# STATED TASK
Transcribe the records that follow. Keep every word exactly, and drop the pictures.

------------------------------------------------------------------------

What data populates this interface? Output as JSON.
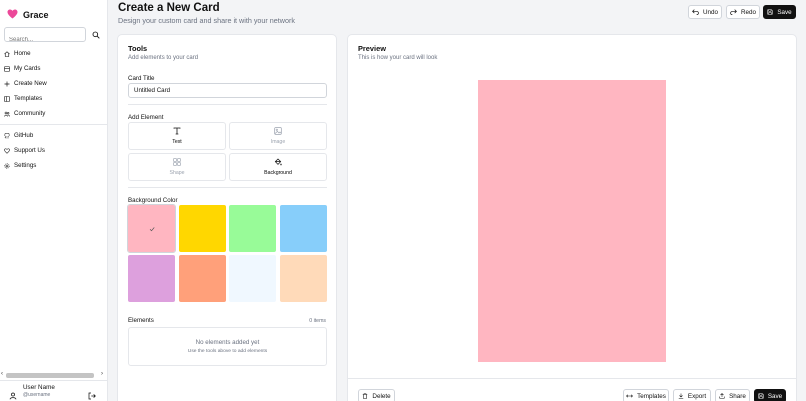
{
  "brand": {
    "name": "Grace",
    "logo_color": "#ec4899"
  },
  "search": {
    "placeholder": "Search..."
  },
  "nav": {
    "items": [
      {
        "label": "Home",
        "icon": "home-icon"
      },
      {
        "label": "My Cards",
        "icon": "cards-icon"
      },
      {
        "label": "Create New",
        "icon": "plus-icon"
      },
      {
        "label": "Templates",
        "icon": "template-icon"
      },
      {
        "label": "Community",
        "icon": "community-icon"
      }
    ],
    "secondary": [
      {
        "label": "GitHub",
        "icon": "github-icon"
      },
      {
        "label": "Support Us",
        "icon": "heart-icon"
      },
      {
        "label": "Settings",
        "icon": "gear-icon"
      }
    ]
  },
  "user": {
    "name": "User Name",
    "handle": "@username"
  },
  "header": {
    "title": "Create a New Card",
    "subtitle": "Design your custom card and share it with your network",
    "undo_label": "Undo",
    "redo_label": "Redo",
    "save_label": "Save"
  },
  "tools": {
    "title": "Tools",
    "subtitle": "Add elements to your card",
    "card_title_label": "Card Title",
    "card_title_value": "Untitled Card",
    "add_element_label": "Add Element",
    "elements": [
      {
        "label": "Text",
        "icon": "text-icon"
      },
      {
        "label": "Image",
        "icon": "image-icon"
      },
      {
        "label": "Shape",
        "icon": "shape-icon"
      },
      {
        "label": "Background",
        "icon": "paint-bucket-icon"
      }
    ],
    "background_color_label": "Background Color",
    "colors": [
      "#ffb6c1",
      "#ffd700",
      "#98fb98",
      "#87cefa",
      "#dda0dd",
      "#ffa07a",
      "#f0f8ff",
      "#ffdab9"
    ],
    "selected_color": "#ffb6c1",
    "elements_label": "Elements",
    "elements_count": "0 items",
    "empty_title": "No elements added yet",
    "empty_hint": "Use the tools above to add elements"
  },
  "preview": {
    "title": "Preview",
    "subtitle": "This is how your card will look",
    "card_color": "#ffb6c1",
    "delete_label": "Delete",
    "templates_label": "Templates",
    "export_label": "Export",
    "share_label": "Share",
    "save_label": "Save"
  }
}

------------------------------------------------------------------------

# SOLUTION
What data populates this interface? Output as JSON.
{
  "brand": {
    "name": "Grace",
    "logo_color": "#ec4899"
  },
  "search": {
    "placeholder": "Search..."
  },
  "nav": {
    "items": [
      {
        "label": "Home",
        "icon": "home-icon"
      },
      {
        "label": "My Cards",
        "icon": "cards-icon"
      },
      {
        "label": "Create New",
        "icon": "plus-icon"
      },
      {
        "label": "Templates",
        "icon": "template-icon"
      },
      {
        "label": "Community",
        "icon": "community-icon"
      }
    ],
    "secondary": [
      {
        "label": "GitHub",
        "icon": "github-icon"
      },
      {
        "label": "Support Us",
        "icon": "heart-icon"
      },
      {
        "label": "Settings",
        "icon": "gear-icon"
      }
    ]
  },
  "user": {
    "name": "User Name",
    "handle": "@username"
  },
  "header": {
    "title": "Create a New Card",
    "subtitle": "Design your custom card and share it with your network",
    "undo_label": "Undo",
    "redo_label": "Redo",
    "save_label": "Save"
  },
  "tools": {
    "title": "Tools",
    "subtitle": "Add elements to your card",
    "card_title_label": "Card Title",
    "card_title_value": "Untitled Card",
    "add_element_label": "Add Element",
    "elements": [
      {
        "label": "Text",
        "icon": "text-icon"
      },
      {
        "label": "Image",
        "icon": "image-icon"
      },
      {
        "label": "Shape",
        "icon": "shape-icon"
      },
      {
        "label": "Background",
        "icon": "paint-bucket-icon"
      }
    ],
    "background_color_label": "Background Color",
    "colors": [
      "#ffb6c1",
      "#ffd700",
      "#98fb98",
      "#87cefa",
      "#dda0dd",
      "#ffa07a",
      "#f0f8ff",
      "#ffdab9"
    ],
    "selected_color": "#ffb6c1",
    "elements_label": "Elements",
    "elements_count": "0 items",
    "empty_title": "No elements added yet",
    "empty_hint": "Use the tools above to add elements"
  },
  "preview": {
    "title": "Preview",
    "subtitle": "This is how your card will look",
    "card_color": "#ffb6c1",
    "delete_label": "Delete",
    "templates_label": "Templates",
    "export_label": "Export",
    "share_label": "Share",
    "save_label": "Save"
  }
}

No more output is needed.